(Entries with figure data)

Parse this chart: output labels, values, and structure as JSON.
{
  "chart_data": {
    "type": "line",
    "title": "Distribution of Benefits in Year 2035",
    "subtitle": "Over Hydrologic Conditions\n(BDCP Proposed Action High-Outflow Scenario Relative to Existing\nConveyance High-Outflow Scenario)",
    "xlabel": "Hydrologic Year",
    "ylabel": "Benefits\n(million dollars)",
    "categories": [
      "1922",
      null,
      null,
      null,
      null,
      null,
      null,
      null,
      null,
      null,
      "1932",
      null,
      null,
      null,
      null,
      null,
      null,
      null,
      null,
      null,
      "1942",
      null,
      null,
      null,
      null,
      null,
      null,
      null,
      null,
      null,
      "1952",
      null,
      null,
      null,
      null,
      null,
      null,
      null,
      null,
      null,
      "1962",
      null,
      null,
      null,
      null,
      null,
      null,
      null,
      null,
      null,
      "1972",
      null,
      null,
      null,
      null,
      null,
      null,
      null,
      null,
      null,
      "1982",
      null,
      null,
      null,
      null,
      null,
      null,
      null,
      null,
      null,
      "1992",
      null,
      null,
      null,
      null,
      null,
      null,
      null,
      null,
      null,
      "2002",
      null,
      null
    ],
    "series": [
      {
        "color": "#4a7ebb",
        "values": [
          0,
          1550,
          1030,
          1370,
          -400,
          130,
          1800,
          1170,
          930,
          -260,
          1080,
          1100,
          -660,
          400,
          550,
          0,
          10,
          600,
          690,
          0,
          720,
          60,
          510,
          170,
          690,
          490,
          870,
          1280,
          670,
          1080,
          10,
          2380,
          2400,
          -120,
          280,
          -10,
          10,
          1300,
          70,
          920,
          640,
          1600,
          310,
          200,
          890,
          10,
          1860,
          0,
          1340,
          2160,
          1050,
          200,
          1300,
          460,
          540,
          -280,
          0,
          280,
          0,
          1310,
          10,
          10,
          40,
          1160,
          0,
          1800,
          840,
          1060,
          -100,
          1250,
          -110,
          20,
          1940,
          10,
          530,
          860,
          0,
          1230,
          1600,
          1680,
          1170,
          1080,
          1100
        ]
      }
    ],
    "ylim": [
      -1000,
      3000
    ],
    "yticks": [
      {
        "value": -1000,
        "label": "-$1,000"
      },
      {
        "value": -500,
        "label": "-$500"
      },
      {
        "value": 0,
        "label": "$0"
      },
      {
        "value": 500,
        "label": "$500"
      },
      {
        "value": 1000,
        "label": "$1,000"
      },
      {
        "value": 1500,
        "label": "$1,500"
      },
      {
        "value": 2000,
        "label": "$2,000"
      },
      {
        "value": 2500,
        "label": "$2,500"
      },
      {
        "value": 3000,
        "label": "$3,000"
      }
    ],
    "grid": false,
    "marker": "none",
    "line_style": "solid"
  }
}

**EXERCISE DIRECTIONS:** Above are the records. Copy every line in them holding "values".

**FULL RESPONSE:**
Parse this chart: output labels, values, and structure as JSON.
        "values": [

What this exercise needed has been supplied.